# Source:
◇ ◇ ◇ ◇ ◇

06.20.134:45 AM ET

Superpowers Face Sanctions Over Trafficking

China and Russia have been downgraded to the worst possible ranking on the State Department’s new Trafficking in Persons report. Nina Strochlic talks to human-rights groups on the possibility of sanctions and how Secretary Kerry stuck up for the victims.

Human-trafficking experts celebrated a major win Wednesday when the U.S. officially called out three strategic allies—China, Russia, and Uzbekistan—for their deplorable human-rights efforts and threatened them with sanctions.

Implicit in the State Department's Trafficking in Persons (TIP) report is the message that holding a country accountable for its human-rights efforts is worth at least as much as a rosy socioeconomic relationship. By downgrading economic powerhouses China and Russia, along with the developing economy of Uzbekistan, America has moved the countries to a level where they could face sanctions over their lackluster attempts to crack down on human trafficking.

This year was a pivotal one for the TIP report, which had six countries facing automatic downgrades for the lack of effort they’re putting into to eliminate trafficking. Iraq, Azerbaijan, and Congo-Brazzaville jumped to the less-offensive Tier 2, but the decision not to upgrade China, Russia, and Uzbekistan—all of which serve as strategic allies to the U.S.—caught many by surprise. For months, human-trafficking activists have been speculating over whether newly appointed Secretary of State John Kerry would go lax on the major global players, and those who spoke to The Daily Beast had expected the Department of State to err on the side of caution.

“We thought it was likely those countries would upgrade,” says David Abramowitz, the director of the Alliance to End Slavery and Trafficking and a former chief counsel to the House Foreign Affairs Committee. “Secretary Kerry should be commended for providing a factual assessment-based conclusion ... instead of letting geopolitical factors get in the way.” The ranking, Abramowitz says, “is only effective as it is honest.”

There’s precedent in believing the government might place priority on keeping relations amiable. Two years ago India was saved from Tier 3 due to strategic, non-trafficking-related reasons, says Mark Lagon, a professor at Georgetown School of Foreign Service and former ambassador to Combat Trafficking in Persons. “There are a few cases where punches are pulled,” he says of the players behind the rankings. This year Lagon was worried the rankings would be so pressured by U.S. interests that these countries would avoid the automatic downgrade.

Human-trafficking experts say bumping up major economic players without merit would have devalued the TIP report, which U.S. credibility is bound up in. “We can’t only stigmatize the poor, weak countries—we have to be able to say we have this policy and it applies to everyone, friend and foe,” says Holly Burkhalter, vice president of government relations for human-rights agency International Justice Mission. For the past 10 years, most of the countries populating the Tier 3 “looked more like a list of official enemies than it did a factual representation of countries that are not making the grade on trafficking and slavery,” she notes. “The TIP report cannot be part of diplomatic calculation, as something to give or withhold.”

◇ ◇ ◇ ◇ ◇

# Data rows:
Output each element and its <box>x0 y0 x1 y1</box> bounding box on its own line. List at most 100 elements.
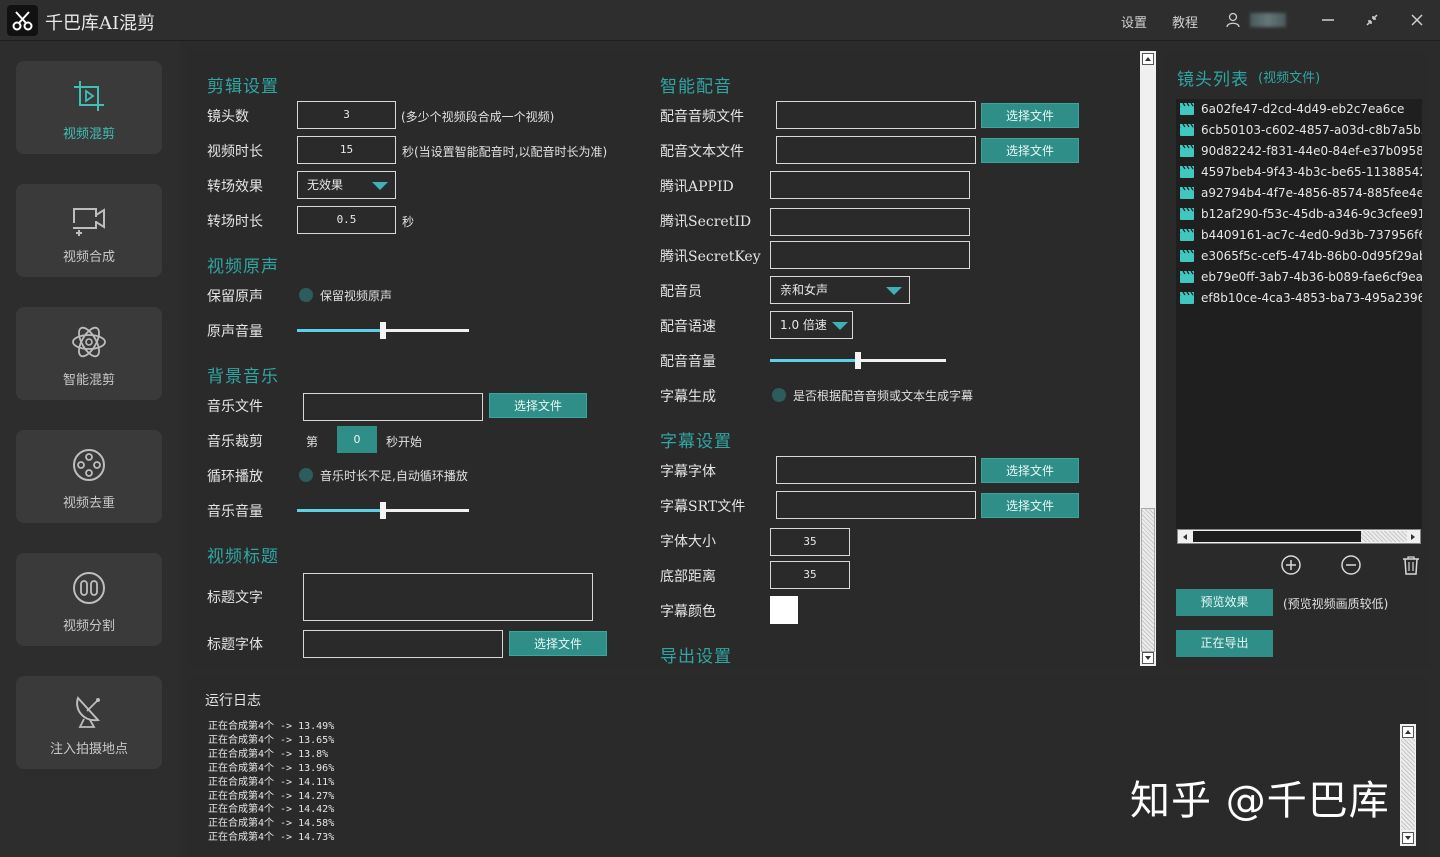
srt-input[interactable] <box>776 491 976 519</box>
subtitle-gen-label: 字幕生成 <box>660 389 716 405</box>
music-volume-label: 音乐音量 <box>207 504 263 520</box>
add-circle-icon[interactable] <box>1280 554 1302 576</box>
shot-list-item[interactable]: eb79e0ff-3ab7-4b36-b089-fae6cf9ea4 <box>1180 270 1422 290</box>
user-icon[interactable] <box>1225 12 1241 28</box>
bottom-distance-input[interactable]: 35 <box>770 561 850 589</box>
section-edit-title: 剪辑设置 <box>207 77 279 97</box>
duration-input[interactable]: 15 <box>297 136 396 164</box>
shot-list-item[interactable]: b4409161-ac7c-4ed0-9d3b-737956f6f <box>1180 228 1422 248</box>
font-size-input[interactable]: 35 <box>770 528 850 556</box>
export-button[interactable]: 正在导出 <box>1176 630 1273 657</box>
secretkey-input[interactable] <box>770 241 970 269</box>
settings-link[interactable]: 设置 <box>1121 12 1147 31</box>
preview-button[interactable]: 预览效果 <box>1176 589 1273 616</box>
sidebar: 视频混剪 视频合成 智能混剪 视频去重 视频分割 注入拍摄地点 <box>0 41 180 857</box>
section-original-audio-title: 视频原声 <box>207 257 279 277</box>
slider-handle[interactable] <box>380 502 386 519</box>
scroll-right-icon[interactable] <box>1407 531 1419 543</box>
scroll-left-icon[interactable] <box>1179 531 1191 543</box>
loop-radio[interactable] <box>299 468 313 482</box>
shots-hscrollbar[interactable] <box>1177 529 1421 544</box>
original-volume-slider[interactable] <box>297 322 469 339</box>
title-font-input[interactable] <box>303 630 503 658</box>
clapperboard-icon <box>1180 186 1194 199</box>
transition-dropdown[interactable]: 无效果 <box>297 171 396 199</box>
shot-list-item[interactable]: ef8b10ce-4ca3-4853-ba73-495a2396f9 <box>1180 291 1422 311</box>
secretid-input[interactable] <box>770 208 970 236</box>
dub-text-input[interactable] <box>776 136 976 164</box>
scroll-up-icon[interactable] <box>1402 726 1414 738</box>
tutorial-link[interactable]: 教程 <box>1172 12 1198 31</box>
music-file-button[interactable]: 选择文件 <box>489 393 587 418</box>
username-blurred[interactable] <box>1250 13 1286 27</box>
title-text-input[interactable] <box>303 573 593 621</box>
sidebar-item-video-compose[interactable]: 视频合成 <box>16 184 162 277</box>
chevron-down-icon <box>886 287 902 295</box>
chevron-down-icon <box>832 322 848 330</box>
dub-text-button[interactable]: 选择文件 <box>981 138 1079 163</box>
slider-handle[interactable] <box>855 352 861 369</box>
trash-icon[interactable] <box>1400 554 1422 576</box>
sidebar-item-video-mix[interactable]: 视频混剪 <box>16 61 162 154</box>
shot-file-name: e3065f5c-cef5-474b-86b0-0d95f29ab6 <box>1201 249 1422 263</box>
music-cut-suffix: 秒开始 <box>386 435 423 449</box>
dub-audio-button[interactable]: 选择文件 <box>981 103 1079 128</box>
speed-value: 1.0 倍速 <box>780 318 827 332</box>
keep-original-radio[interactable] <box>299 288 313 302</box>
srt-button[interactable]: 选择文件 <box>981 493 1079 518</box>
shots-list[interactable]: 6a02fe47-d2cd-4d49-eb2c7ea6ce 6cb50103-c6… <box>1176 99 1422 529</box>
shot-list-item[interactable]: a92794b4-4f7e-4856-8574-885fee4ee <box>1180 186 1422 206</box>
scroll-thumb[interactable] <box>1401 738 1415 830</box>
appid-input[interactable] <box>770 171 970 199</box>
loop-label: 循环播放 <box>207 469 263 485</box>
shot-list-item[interactable]: e3065f5c-cef5-474b-86b0-0d95f29ab6 <box>1180 249 1422 269</box>
clapperboard-icon <box>1180 207 1194 220</box>
slider-fill <box>297 329 383 332</box>
close-icon[interactable] <box>1405 8 1429 32</box>
subtitle-color-swatch[interactable] <box>770 596 798 624</box>
settings-scrollbar[interactable] <box>1140 51 1156 666</box>
music-cut-input[interactable]: 0 <box>337 426 377 453</box>
shot-file-name: ef8b10ce-4ca3-4853-ba73-495a2396f9 <box>1201 291 1422 305</box>
shot-list-item[interactable]: 6cb50103-c602-4857-a03d-c8b7a5b52 <box>1180 123 1422 143</box>
dub-volume-slider[interactable] <box>770 352 946 369</box>
sidebar-item-smart-mix[interactable]: 智能混剪 <box>16 307 162 400</box>
subtitle-font-button[interactable]: 选择文件 <box>981 458 1079 483</box>
shot-list-item[interactable]: 6a02fe47-d2cd-4d49-eb2c7ea6ce <box>1180 102 1404 122</box>
transition-duration-input[interactable]: 0.5 <box>297 206 396 234</box>
music-volume-slider[interactable] <box>297 502 469 519</box>
sidebar-item-label: 视频分割 <box>62 619 115 634</box>
minimize-icon[interactable] <box>1316 8 1340 32</box>
scroll-down-icon[interactable] <box>1142 652 1154 664</box>
sidebar-item-inject-location[interactable]: 注入拍摄地点 <box>16 676 162 769</box>
shots-input[interactable]: 3 <box>297 101 396 129</box>
shots-label: 镜头数 <box>207 109 249 125</box>
log-scrollbar[interactable] <box>1400 724 1416 846</box>
shot-file-name: 6cb50103-c602-4857-a03d-c8b7a5b52 <box>1201 123 1422 137</box>
scroll-thumb[interactable] <box>1141 508 1155 652</box>
clapperboard-icon <box>1180 102 1194 115</box>
restore-icon[interactable] <box>1360 8 1384 32</box>
clapperboard-icon <box>1180 123 1194 136</box>
transition-value: 无效果 <box>307 178 344 192</box>
subtitle-font-input[interactable] <box>776 456 976 484</box>
shot-file-name: a92794b4-4f7e-4856-8574-885fee4ee <box>1201 186 1422 200</box>
shot-list-item[interactable]: b12af290-f53c-45db-a346-9c3cfee91b <box>1180 207 1422 227</box>
scroll-down-icon[interactable] <box>1402 832 1414 844</box>
shots-subtitle: (视频文件) <box>1258 71 1321 86</box>
music-file-input[interactable] <box>303 393 483 421</box>
sidebar-item-split[interactable]: 视频分割 <box>16 553 162 646</box>
shot-list-item[interactable]: 90d82242-f831-44e0-84ef-e37b09583 <box>1180 144 1422 164</box>
voice-dropdown[interactable]: 亲和女声 <box>770 276 910 304</box>
scroll-up-icon[interactable] <box>1142 53 1154 65</box>
slider-handle[interactable] <box>380 322 386 339</box>
remove-circle-icon[interactable] <box>1340 554 1362 576</box>
sidebar-item-dedupe[interactable]: 视频去重 <box>16 430 162 523</box>
dub-audio-input[interactable] <box>776 101 976 129</box>
title-font-button[interactable]: 选择文件 <box>509 631 607 656</box>
hscroll-thumb[interactable] <box>1361 531 1407 542</box>
shot-list-item[interactable]: 4597beb4-9f43-4b3c-be65-113885425 <box>1180 165 1422 185</box>
clapperboard-icon <box>1180 291 1194 304</box>
subtitle-gen-radio[interactable] <box>772 388 786 402</box>
speed-dropdown[interactable]: 1.0 倍速 <box>770 311 853 339</box>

◇ ◇ ◇ ◇ ◇

# Request 1:
Name every person the article on trafficking sanctions directly quotes.
# Request 2:
Reproduce the passage from the article on trafficking sanctions that begins at the words "China and Russia have" and stops after the words "them with sanctions.".

# Right answer 1:
David Abramowitz
Mark Lagon
Holly Burkhalter

# Right answer 2:
China and Russia have been downgraded to the worst possible ranking on the State Department’s new Trafficking in Persons report. Nina Strochlic talks to human-rights groups on the possibility of sanctions and how Secretary Kerry stuck up for the victims.

Human-trafficking experts celebrated a major win Wednesday when the U.S. officially called out three strategic allies—China, Russia, and Uzbekistan—for their deplorable human-rights efforts and threatened them with sanctions.